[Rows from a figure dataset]

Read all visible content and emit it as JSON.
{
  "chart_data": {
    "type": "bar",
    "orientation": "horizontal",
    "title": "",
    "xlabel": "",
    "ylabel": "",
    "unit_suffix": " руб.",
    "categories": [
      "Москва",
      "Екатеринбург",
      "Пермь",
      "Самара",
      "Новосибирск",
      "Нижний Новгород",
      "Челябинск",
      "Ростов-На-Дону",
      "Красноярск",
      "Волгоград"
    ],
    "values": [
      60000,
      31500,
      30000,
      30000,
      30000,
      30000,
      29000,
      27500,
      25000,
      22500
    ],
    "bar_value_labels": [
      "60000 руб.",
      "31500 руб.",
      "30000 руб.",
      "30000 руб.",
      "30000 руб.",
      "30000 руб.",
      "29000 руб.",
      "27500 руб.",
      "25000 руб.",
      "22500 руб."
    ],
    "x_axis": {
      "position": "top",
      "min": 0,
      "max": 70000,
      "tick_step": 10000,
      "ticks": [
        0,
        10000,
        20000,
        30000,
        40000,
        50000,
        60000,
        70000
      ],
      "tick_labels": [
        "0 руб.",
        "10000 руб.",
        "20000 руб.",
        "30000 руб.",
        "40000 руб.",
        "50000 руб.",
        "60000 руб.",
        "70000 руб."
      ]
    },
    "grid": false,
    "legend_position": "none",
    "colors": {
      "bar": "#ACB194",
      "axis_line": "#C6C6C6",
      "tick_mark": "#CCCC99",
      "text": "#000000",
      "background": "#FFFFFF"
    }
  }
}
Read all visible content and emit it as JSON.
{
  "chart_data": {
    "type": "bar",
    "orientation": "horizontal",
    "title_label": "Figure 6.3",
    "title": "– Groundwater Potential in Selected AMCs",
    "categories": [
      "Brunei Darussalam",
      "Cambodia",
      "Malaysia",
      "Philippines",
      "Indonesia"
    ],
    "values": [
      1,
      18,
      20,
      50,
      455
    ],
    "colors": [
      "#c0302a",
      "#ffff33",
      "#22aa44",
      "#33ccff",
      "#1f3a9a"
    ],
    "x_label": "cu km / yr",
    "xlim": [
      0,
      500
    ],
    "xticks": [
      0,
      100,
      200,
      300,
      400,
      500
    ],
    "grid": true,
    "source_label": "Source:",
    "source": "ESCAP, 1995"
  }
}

| Task statement |
Make an exact copy of the records.

| Answer in full |
Read all visible content and emit it as JSON.
{
  "chart_data": {
    "type": "bar",
    "orientation": "horizontal",
    "title": "",
    "xlabel": "",
    "ylabel": "",
    "unit_suffix": " руб.",
    "categories": [
      "Москва",
      "Екатеринбург",
      "Пермь",
      "Самара",
      "Новосибирск",
      "Нижний Новгород",
      "Челябинск",
      "Ростов-На-Дону",
      "Красноярск",
      "Волгоград"
    ],
    "values": [
      60000,
      31500,
      30000,
      30000,
      30000,
      30000,
      29000,
      27500,
      25000,
      22500
    ],
    "bar_value_labels": [
      "60000 руб.",
      "31500 руб.",
      "30000 руб.",
      "30000 руб.",
      "30000 руб.",
      "30000 руб.",
      "29000 руб.",
      "27500 руб.",
      "25000 руб.",
      "22500 руб."
    ],
    "x_axis": {
      "position": "top",
      "min": 0,
      "max": 70000,
      "tick_step": 10000,
      "ticks": [
        0,
        10000,
        20000,
        30000,
        40000,
        50000,
        60000,
        70000
      ],
      "tick_labels": [
        "0 руб.",
        "10000 руб.",
        "20000 руб.",
        "30000 руб.",
        "40000 руб.",
        "50000 руб.",
        "60000 руб.",
        "70000 руб."
      ]
    },
    "grid": false,
    "legend_position": "none",
    "colors": {
      "bar": "#ACB194",
      "axis_line": "#C6C6C6",
      "tick_mark": "#CCCC99",
      "text": "#000000",
      "background": "#FFFFFF"
    }
  }
}
Read all visible content and emit it as JSON.
{
  "chart_data": {
    "type": "bar",
    "orientation": "horizontal",
    "title_label": "Figure 6.3",
    "title": "– Groundwater Potential in Selected AMCs",
    "categories": [
      "Brunei Darussalam",
      "Cambodia",
      "Malaysia",
      "Philippines",
      "Indonesia"
    ],
    "values": [
      1,
      18,
      20,
      50,
      455
    ],
    "colors": [
      "#c0302a",
      "#ffff33",
      "#22aa44",
      "#33ccff",
      "#1f3a9a"
    ],
    "x_label": "cu km / yr",
    "xlim": [
      0,
      500
    ],
    "xticks": [
      0,
      100,
      200,
      300,
      400,
      500
    ],
    "grid": true,
    "source_label": "Source:",
    "source": "ESCAP, 1995"
  }
}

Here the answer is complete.